#### Tasks to carry out:
(1) In the image captioning study notes, which dataset does the dense captioning paper report achieving state-of-the-art results on?
(2) Carry on the image captioning study notes from the point where they stop.

第五十周学习笔记

第五十周学习笔记

论文阅读概述

  • SemStyle: Learning to Generate Stylised Image Captions using Unaligned Text: This article introduces a novel model dubbed SemStyle to generate diverse image caption based on paired factual data and unpaired stylistic corpus by two-stage method which firstly map image to semantic term sequence and then feed it to language model to generate captions. By extracting semantic term with NLP package from Unpaired stylistic corpus to train the second model, SemStyle incorporates stylistic data to achieve good performance.
  • Dense Captioning with Joint Inference and Visual Context: This article comes up with joint inference(which simultaneosly generate region captions and region) and context fusion(which provides contextual information for region captioning) to address the problem of highly overlapping target regions in dataset and difficulty in recognizing each region by appearance alone, achieving SoTA on VG.
  • Semantic Compositional Networks for Visual Captioning: This article introduces a novel model named SCN to effectively incorporate high-level semantic concepts in image captioning system by using softmax output of multi-label concept(object) detection to weight weights of LSTM analogous to an esemble LSTM model, achieving top3 performance then.
  • Incorporating Copying Mechanism in Image Captioning for Learning Novel Objects: This article introduces a novel model called LSTM-C(Copy) to incorporate external visual recognition dataset by linearly combining traditional decoder output next word probability distribution and object detection-based distribution to generate next word to achieve the goal of novel object captioning.
  • Captioning Images with Diverse Objects: This article introduces a novel model to simultaneosly target at object detection,next word generation and image captioning with shared model and parameters to incorporate external visual detection dataset and text dataset.

#### Record set:
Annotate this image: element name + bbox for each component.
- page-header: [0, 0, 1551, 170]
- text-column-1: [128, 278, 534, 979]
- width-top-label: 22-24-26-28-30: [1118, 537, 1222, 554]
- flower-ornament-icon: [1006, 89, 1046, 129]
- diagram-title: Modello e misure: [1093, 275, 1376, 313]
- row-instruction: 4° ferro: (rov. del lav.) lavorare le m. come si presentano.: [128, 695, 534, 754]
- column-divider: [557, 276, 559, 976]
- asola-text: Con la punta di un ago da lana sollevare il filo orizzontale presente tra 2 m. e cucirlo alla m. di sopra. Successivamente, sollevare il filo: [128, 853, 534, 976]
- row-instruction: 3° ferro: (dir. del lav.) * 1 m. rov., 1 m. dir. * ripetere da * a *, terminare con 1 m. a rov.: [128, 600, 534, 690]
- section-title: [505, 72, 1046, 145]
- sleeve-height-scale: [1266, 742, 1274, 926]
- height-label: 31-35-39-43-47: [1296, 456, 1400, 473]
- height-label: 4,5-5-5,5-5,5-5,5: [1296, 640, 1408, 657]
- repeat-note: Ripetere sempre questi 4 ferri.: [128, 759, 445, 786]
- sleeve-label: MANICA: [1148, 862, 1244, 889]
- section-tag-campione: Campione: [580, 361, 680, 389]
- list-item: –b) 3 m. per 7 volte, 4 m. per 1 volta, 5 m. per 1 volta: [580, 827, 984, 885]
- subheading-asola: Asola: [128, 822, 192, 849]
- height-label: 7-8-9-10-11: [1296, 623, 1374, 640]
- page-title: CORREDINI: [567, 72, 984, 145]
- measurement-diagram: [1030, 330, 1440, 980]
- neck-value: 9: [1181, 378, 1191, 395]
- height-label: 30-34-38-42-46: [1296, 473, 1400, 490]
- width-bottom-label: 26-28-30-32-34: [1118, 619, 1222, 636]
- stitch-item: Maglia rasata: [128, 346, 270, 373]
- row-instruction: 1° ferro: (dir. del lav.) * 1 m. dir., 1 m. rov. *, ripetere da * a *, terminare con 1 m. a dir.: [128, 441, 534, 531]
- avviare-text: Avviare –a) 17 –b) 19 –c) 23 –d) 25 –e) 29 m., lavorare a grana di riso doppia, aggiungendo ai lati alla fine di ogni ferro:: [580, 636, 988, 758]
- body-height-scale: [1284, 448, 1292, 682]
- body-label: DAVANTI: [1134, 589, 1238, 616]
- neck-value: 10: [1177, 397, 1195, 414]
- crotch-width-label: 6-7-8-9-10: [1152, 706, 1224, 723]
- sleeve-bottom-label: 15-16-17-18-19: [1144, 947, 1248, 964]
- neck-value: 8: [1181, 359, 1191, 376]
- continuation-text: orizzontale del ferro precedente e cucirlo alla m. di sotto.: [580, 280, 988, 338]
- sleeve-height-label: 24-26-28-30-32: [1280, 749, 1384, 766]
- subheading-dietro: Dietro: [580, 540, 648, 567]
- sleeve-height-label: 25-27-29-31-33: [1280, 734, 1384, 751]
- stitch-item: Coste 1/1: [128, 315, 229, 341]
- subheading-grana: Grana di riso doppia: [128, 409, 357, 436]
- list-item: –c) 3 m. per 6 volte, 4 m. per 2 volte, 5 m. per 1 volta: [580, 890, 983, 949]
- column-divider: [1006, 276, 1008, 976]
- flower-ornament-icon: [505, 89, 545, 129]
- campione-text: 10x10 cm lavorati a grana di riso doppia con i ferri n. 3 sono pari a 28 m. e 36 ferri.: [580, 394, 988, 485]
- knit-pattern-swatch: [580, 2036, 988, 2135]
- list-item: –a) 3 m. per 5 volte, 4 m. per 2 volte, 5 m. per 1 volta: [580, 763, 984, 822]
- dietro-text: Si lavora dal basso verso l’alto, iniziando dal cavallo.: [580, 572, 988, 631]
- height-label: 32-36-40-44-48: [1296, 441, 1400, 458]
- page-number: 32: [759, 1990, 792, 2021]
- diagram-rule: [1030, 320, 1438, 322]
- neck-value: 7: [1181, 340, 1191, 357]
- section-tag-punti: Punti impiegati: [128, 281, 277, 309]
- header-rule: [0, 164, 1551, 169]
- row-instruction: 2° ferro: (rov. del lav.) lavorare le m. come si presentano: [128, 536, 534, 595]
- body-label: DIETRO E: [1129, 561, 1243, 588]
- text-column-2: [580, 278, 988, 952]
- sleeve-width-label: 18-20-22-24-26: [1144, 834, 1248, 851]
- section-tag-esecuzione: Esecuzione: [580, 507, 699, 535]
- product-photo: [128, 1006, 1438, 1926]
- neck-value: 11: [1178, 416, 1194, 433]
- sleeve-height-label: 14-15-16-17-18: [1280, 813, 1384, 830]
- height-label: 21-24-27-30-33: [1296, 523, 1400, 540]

#### Replies:
(1) VG

(2)
  • Top-down Visual Saliency Guided by Captions: This article tries to investigate the internal mechanism of image captioning model by replacing contextual vector with single region feature and comparing language model output distribution of both to explain the dependency between specific word and specific region and figure out whether encoder-decoder could adaptively find the connection between them which the answer is ‘yes’.
  • Bidirectional Beam Search: Forward-Backward Inference in Neural Sequence Models for Fill-in-the-Blank Image Captioning: This article comes up with bidirectional beam search for fill-in-the-blank image captioning as an attempt to explore bidirectional decoding method.
  • Beyond instance-level image retrieval:Leveraging captions to learn a global visual representation for semantic retrieval: This article exploits caption dataset to supervise semantic image encoding model for semantic image retrieval and achieve better performance.
  • Areas of Attention for Image Captioning: This article comes up with a novel language model to generate captions by modeling the interplay of region feature, current input word and hidden state with different region feature(spatial, proposal, transform) to find a better attention mechanism for image captioning.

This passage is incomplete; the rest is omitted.